Check every line below for the string "پیوست", and copy the lines that contain it.

——————

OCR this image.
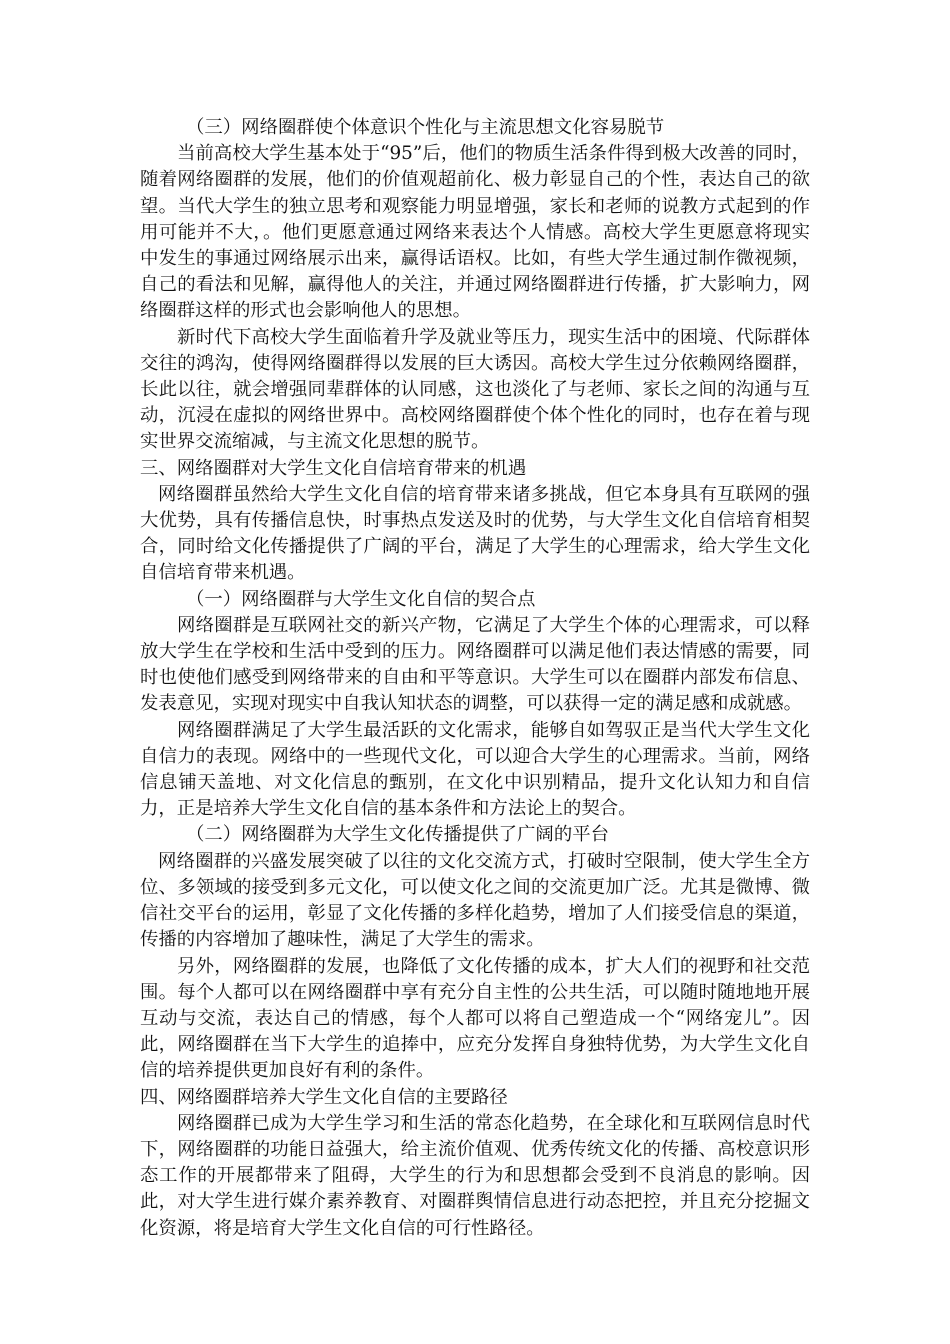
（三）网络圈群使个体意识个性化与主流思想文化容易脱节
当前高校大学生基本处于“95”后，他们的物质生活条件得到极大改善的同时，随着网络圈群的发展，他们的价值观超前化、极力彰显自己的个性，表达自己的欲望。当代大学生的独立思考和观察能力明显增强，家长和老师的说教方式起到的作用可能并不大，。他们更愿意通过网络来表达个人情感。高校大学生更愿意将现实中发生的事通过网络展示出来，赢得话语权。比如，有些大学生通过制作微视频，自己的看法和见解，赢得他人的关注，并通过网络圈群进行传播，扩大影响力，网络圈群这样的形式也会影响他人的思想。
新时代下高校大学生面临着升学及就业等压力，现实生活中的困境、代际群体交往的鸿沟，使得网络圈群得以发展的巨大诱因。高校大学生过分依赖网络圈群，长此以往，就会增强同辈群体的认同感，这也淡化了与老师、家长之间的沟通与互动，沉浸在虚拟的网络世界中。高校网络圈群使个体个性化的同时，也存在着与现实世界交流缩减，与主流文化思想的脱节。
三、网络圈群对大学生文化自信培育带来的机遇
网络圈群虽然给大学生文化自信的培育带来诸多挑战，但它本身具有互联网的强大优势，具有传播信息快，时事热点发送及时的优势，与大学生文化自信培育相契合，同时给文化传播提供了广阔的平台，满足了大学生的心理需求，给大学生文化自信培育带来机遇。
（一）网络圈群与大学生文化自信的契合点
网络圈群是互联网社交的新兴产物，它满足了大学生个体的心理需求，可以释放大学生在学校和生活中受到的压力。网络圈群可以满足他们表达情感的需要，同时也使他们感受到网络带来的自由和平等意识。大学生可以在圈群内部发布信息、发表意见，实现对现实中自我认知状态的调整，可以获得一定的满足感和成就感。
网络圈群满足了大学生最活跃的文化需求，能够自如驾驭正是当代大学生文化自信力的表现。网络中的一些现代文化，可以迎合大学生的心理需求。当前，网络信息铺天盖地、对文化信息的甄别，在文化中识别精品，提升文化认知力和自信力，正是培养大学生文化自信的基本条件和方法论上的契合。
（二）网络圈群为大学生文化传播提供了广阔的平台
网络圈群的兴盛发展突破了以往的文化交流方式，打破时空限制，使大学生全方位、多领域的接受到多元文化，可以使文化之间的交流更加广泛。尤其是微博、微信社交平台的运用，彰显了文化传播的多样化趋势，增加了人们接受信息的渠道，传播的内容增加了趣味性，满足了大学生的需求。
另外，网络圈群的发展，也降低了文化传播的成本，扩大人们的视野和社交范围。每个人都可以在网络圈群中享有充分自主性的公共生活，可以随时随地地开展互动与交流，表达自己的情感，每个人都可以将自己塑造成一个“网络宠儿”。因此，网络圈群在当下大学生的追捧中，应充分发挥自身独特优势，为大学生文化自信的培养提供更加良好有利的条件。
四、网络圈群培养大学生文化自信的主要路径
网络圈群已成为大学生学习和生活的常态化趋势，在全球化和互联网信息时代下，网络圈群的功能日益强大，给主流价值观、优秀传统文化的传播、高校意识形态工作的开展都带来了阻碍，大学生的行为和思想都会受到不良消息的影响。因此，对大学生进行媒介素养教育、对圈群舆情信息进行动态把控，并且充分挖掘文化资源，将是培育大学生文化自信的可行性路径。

——————

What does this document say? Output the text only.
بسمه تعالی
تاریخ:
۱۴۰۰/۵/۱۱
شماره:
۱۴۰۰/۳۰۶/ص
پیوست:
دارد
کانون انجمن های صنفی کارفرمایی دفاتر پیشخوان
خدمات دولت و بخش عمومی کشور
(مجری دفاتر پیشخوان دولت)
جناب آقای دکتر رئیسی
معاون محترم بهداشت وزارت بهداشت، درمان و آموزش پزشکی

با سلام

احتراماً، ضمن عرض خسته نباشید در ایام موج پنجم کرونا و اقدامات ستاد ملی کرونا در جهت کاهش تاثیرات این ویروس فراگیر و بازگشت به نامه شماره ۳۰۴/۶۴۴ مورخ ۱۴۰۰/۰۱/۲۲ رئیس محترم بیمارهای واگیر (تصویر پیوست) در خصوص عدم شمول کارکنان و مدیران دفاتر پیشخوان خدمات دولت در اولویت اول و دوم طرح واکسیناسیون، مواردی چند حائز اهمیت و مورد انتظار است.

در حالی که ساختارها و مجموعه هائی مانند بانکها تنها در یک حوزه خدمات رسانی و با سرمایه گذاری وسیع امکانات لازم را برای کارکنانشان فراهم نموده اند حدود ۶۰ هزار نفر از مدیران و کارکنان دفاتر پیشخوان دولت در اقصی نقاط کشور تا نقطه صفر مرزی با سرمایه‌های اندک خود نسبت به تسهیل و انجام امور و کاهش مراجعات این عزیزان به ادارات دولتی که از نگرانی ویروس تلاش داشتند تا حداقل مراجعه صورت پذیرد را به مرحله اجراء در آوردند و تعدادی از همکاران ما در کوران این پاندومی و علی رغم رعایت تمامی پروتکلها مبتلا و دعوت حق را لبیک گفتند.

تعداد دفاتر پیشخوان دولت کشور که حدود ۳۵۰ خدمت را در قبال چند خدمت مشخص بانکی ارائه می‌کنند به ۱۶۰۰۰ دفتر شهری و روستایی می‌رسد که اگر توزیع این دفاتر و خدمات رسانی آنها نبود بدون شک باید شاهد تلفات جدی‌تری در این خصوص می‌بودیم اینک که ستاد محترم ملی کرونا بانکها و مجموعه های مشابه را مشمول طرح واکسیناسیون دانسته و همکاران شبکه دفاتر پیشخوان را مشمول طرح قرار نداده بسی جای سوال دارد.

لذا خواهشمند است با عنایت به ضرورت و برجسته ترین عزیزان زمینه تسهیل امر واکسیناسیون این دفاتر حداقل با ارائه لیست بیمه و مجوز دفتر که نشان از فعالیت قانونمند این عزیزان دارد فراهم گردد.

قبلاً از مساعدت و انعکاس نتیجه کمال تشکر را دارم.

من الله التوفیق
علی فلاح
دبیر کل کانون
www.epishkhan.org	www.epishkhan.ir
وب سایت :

——————

- FULL OUTPUT -
پیوست:
احتراماً، ضمن عرض خسته نباشید در ایام موج پنجم کرونا و اقدامات ستاد ملی کرونا در جهت کاهش تاثیرات این ویروس فراگیر و بازگشت به نامه شماره ۳۰۴/۶۴۴ مورخ ۱۴۰۰/۰۱/۲۲ رئیس محترم بیمارهای واگیر (تصویر پیوست) در خصوص عدم شمول کارکنان و مدیران دفاتر پیشخوان خدمات دولت در اولویت اول و دوم طرح واکسیناسیون، مواردی چند حائز اهمیت و مورد انتظار است.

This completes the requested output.